-------- LISTING --------

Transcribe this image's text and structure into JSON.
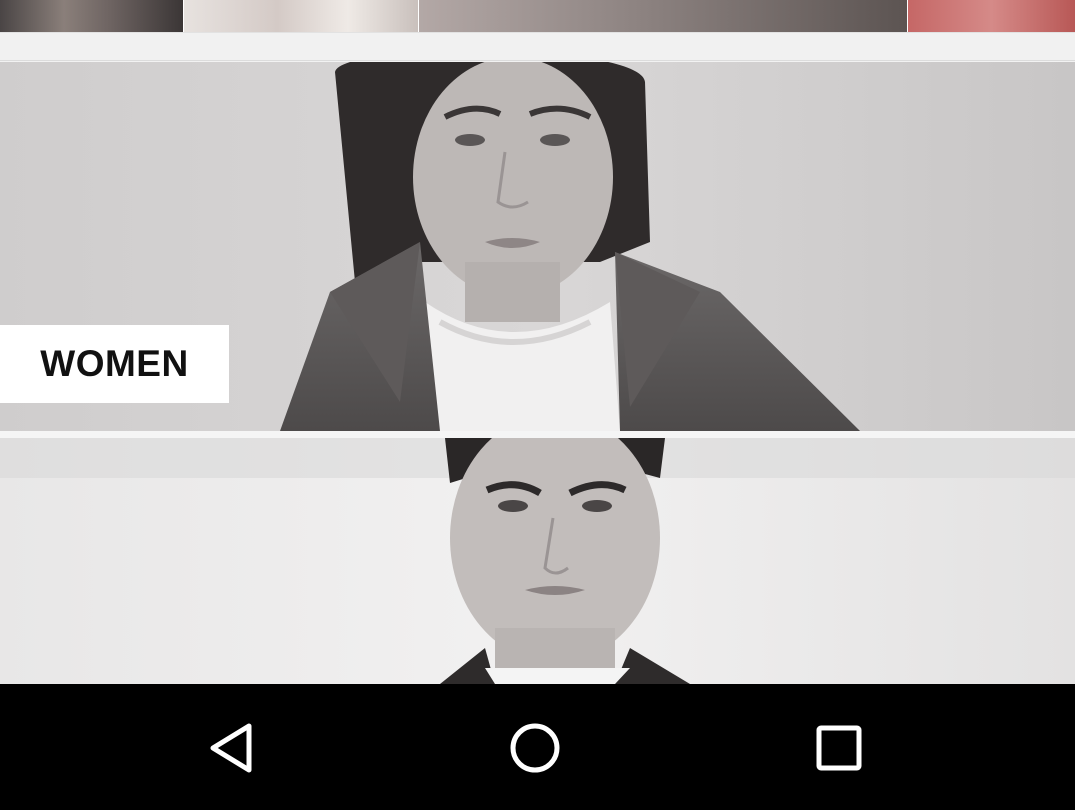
{
  "thumbnails": [
    {
      "name": "thumbnail-1"
    },
    {
      "name": "thumbnail-2"
    },
    {
      "name": "thumbnail-3"
    },
    {
      "name": "thumbnail-4"
    }
  ],
  "categories": [
    {
      "label": "WOMEN"
    },
    {
      "label": ""
    }
  ],
  "navbar": {
    "back_icon": "triangle-back-icon",
    "home_icon": "circle-home-icon",
    "recents_icon": "square-recents-icon"
  },
  "colors": {
    "navbar_bg": "#000000",
    "label_bg": "#ffffff",
    "label_text": "#111111"
  }
}
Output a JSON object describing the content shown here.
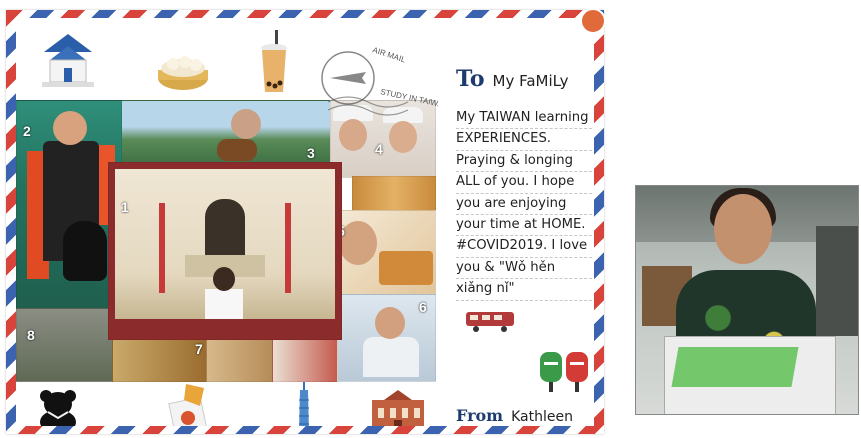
{
  "collage": {
    "photo_numbers": [
      "1",
      "2",
      "3",
      "4",
      "5",
      "6",
      "7",
      "8"
    ],
    "stamp_text": "AIR MAIL",
    "watermark_text": "STUDY IN TAIWAN"
  },
  "letter": {
    "to_label": "To",
    "to_name": "My FaMiLy",
    "message_lines": [
      "My TAIWAN learning",
      "EXPERIENCES.",
      "Praying & longing",
      "ALL of you. I hope",
      "you are enjoying",
      "your time at HOME.",
      "#COVID2019. I love",
      "you & \"Wǒ hěn",
      "xiǎng nǐ\""
    ],
    "from_label": "From",
    "from_name": "Kathleen"
  },
  "colors": {
    "airmail_red": "#d8433b",
    "airmail_blue": "#3c63b0",
    "ink_blue": "#1d3b6e"
  }
}
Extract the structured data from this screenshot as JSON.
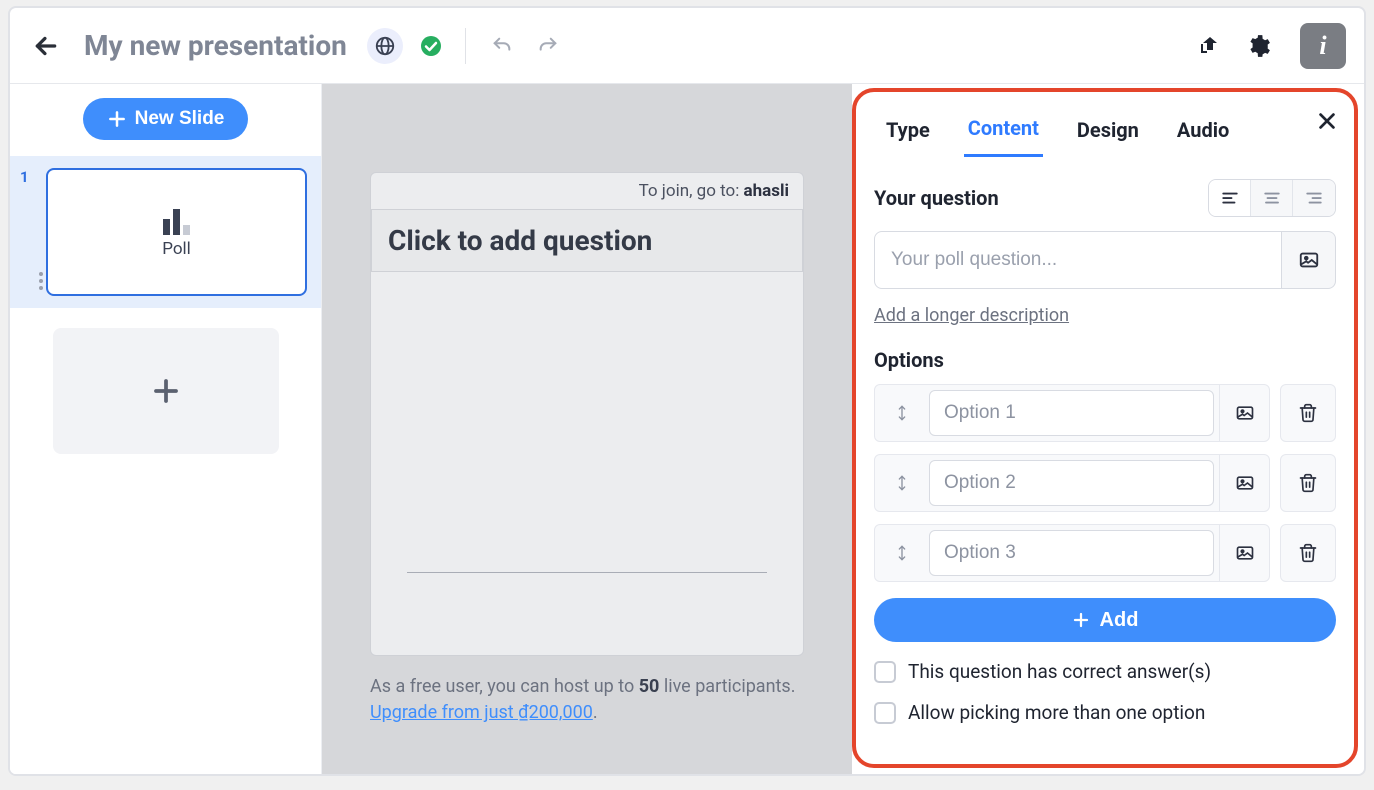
{
  "header": {
    "title": "My new presentation"
  },
  "sidebar": {
    "new_slide_label": "New Slide",
    "slide_number": "1",
    "slide_type_label": "Poll"
  },
  "canvas": {
    "join_prefix": "To join, go to: ",
    "join_domain": "ahasli",
    "question_placeholder": "Click to add question",
    "upsell_prefix": "As a free user, you can host up to ",
    "upsell_limit": "50",
    "upsell_suffix": " live participants.  ",
    "upgrade_text": "Upgrade from just ₫200,000",
    "upsell_end": "."
  },
  "panel": {
    "tabs": {
      "type": "Type",
      "content": "Content",
      "design": "Design",
      "audio": "Audio"
    },
    "question_label": "Your question",
    "question_placeholder": "Your poll question...",
    "description_link": "Add a longer description",
    "options_label": "Options",
    "options": [
      {
        "placeholder": "Option 1"
      },
      {
        "placeholder": "Option 2"
      },
      {
        "placeholder": "Option 3"
      }
    ],
    "add_label": "Add",
    "checkbox_correct": "This question has correct answer(s)",
    "checkbox_multi": "Allow picking more than one option"
  }
}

--------

_SHORT EXERCISE_:
Pull out all lines containing "content".

_THE RESULT_:
Output a JSON object describing the content shown here.
      "content": "Content",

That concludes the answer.